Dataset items

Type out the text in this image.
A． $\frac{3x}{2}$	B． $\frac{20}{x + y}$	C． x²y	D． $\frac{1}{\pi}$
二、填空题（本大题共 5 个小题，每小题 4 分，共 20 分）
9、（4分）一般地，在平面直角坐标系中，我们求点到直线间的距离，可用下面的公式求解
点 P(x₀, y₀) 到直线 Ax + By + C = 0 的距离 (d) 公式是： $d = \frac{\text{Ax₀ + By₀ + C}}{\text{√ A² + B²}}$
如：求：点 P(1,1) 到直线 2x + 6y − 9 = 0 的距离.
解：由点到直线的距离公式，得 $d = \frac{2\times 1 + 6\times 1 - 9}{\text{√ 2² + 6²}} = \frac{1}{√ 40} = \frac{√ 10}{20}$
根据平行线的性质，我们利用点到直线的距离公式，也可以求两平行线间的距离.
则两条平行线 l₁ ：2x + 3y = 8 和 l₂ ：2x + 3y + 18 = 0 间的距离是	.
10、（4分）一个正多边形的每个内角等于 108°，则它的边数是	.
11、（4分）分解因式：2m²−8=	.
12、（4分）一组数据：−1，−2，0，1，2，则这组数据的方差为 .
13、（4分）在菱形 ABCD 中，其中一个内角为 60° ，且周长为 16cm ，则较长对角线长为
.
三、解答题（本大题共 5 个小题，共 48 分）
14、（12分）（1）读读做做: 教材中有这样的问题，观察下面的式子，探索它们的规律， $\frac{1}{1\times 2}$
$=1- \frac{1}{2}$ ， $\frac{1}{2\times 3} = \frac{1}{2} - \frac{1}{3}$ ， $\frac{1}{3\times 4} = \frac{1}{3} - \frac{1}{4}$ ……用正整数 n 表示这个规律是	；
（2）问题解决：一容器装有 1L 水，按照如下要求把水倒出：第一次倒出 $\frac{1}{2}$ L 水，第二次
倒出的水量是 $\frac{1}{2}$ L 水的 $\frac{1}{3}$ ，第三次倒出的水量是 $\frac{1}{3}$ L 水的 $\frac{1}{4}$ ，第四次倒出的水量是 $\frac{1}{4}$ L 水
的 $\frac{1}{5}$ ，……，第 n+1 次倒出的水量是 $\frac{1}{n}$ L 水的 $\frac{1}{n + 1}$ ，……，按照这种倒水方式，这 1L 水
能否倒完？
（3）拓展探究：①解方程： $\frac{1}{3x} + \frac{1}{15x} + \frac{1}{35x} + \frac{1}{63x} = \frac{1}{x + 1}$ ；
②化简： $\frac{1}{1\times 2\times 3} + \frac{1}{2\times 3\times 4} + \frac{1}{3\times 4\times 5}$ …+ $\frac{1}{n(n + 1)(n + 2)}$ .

SET PROBLEM: The listing above must be transcribed exactly, line by line.

WORKED ANSWER:
Type out the text in this image.
A． $\frac{3x}{2}$	B． $\frac{20}{x + y}$	C． x²y	D． $\frac{1}{\pi}$
二、填空题（本大题共 5 个小题，每小题 4 分，共 20 分）
9、（4分）一般地，在平面直角坐标系中，我们求点到直线间的距离，可用下面的公式求解
点 P(x₀, y₀) 到直线 Ax + By + C = 0 的距离 (d) 公式是： $d = \frac{\text{Ax₀ + By₀ + C}}{\text{√ A² + B²}}$
如：求：点 P(1,1) 到直线 2x + 6y − 9 = 0 的距离.
解：由点到直线的距离公式，得 $d = \frac{2\times 1 + 6\times 1 - 9}{\text{√ 2² + 6²}} = \frac{1}{√ 40} = \frac{√ 10}{20}$
根据平行线的性质，我们利用点到直线的距离公式，也可以求两平行线间的距离.
则两条平行线 l₁ ：2x + 3y = 8 和 l₂ ：2x + 3y + 18 = 0 间的距离是	.
10、（4分）一个正多边形的每个内角等于 108°，则它的边数是	.
11、（4分）分解因式：2m²−8=	.
12、（4分）一组数据：−1，−2，0，1，2，则这组数据的方差为 .
13、（4分）在菱形 ABCD 中，其中一个内角为 60° ，且周长为 16cm ，则较长对角线长为
.
三、解答题（本大题共 5 个小题，共 48 分）
14、（12分）（1）读读做做: 教材中有这样的问题，观察下面的式子，探索它们的规律， $\frac{1}{1\times 2}$
$=1- \frac{1}{2}$ ， $\frac{1}{2\times 3} = \frac{1}{2} - \frac{1}{3}$ ， $\frac{1}{3\times 4} = \frac{1}{3} - \frac{1}{4}$ ……用正整数 n 表示这个规律是	；
（2）问题解决：一容器装有 1L 水，按照如下要求把水倒出：第一次倒出 $\frac{1}{2}$ L 水，第二次
倒出的水量是 $\frac{1}{2}$ L 水的 $\frac{1}{3}$ ，第三次倒出的水量是 $\frac{1}{3}$ L 水的 $\frac{1}{4}$ ，第四次倒出的水量是 $\frac{1}{4}$ L 水
的 $\frac{1}{5}$ ，……，第 n+1 次倒出的水量是 $\frac{1}{n}$ L 水的 $\frac{1}{n + 1}$ ，……，按照这种倒水方式，这 1L 水
能否倒完？
（3）拓展探究：①解方程： $\frac{1}{3x} + \frac{1}{15x} + \frac{1}{35x} + \frac{1}{63x} = \frac{1}{x + 1}$ ；
②化简： $\frac{1}{1\times 2\times 3} + \frac{1}{2\times 3\times 4} + \frac{1}{3\times 4\times 5}$ …+ $\frac{1}{n(n + 1)(n + 2)}$ .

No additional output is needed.